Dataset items
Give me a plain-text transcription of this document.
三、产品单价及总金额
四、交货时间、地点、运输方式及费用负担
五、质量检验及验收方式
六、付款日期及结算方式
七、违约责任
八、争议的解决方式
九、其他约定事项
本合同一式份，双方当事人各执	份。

* [WHAT IS REQUIRED]:
Extract every record and return it verbatim.

* [TASK OUTPUT]:
Give me a plain-text transcription of this document.
三、产品单价及总金额
四、交货时间、地点、运输方式及费用负担
五、质量检验及验收方式
六、付款日期及结算方式
七、违约责任
八、争议的解决方式
九、其他约定事项
本合同一式份，双方当事人各执	份。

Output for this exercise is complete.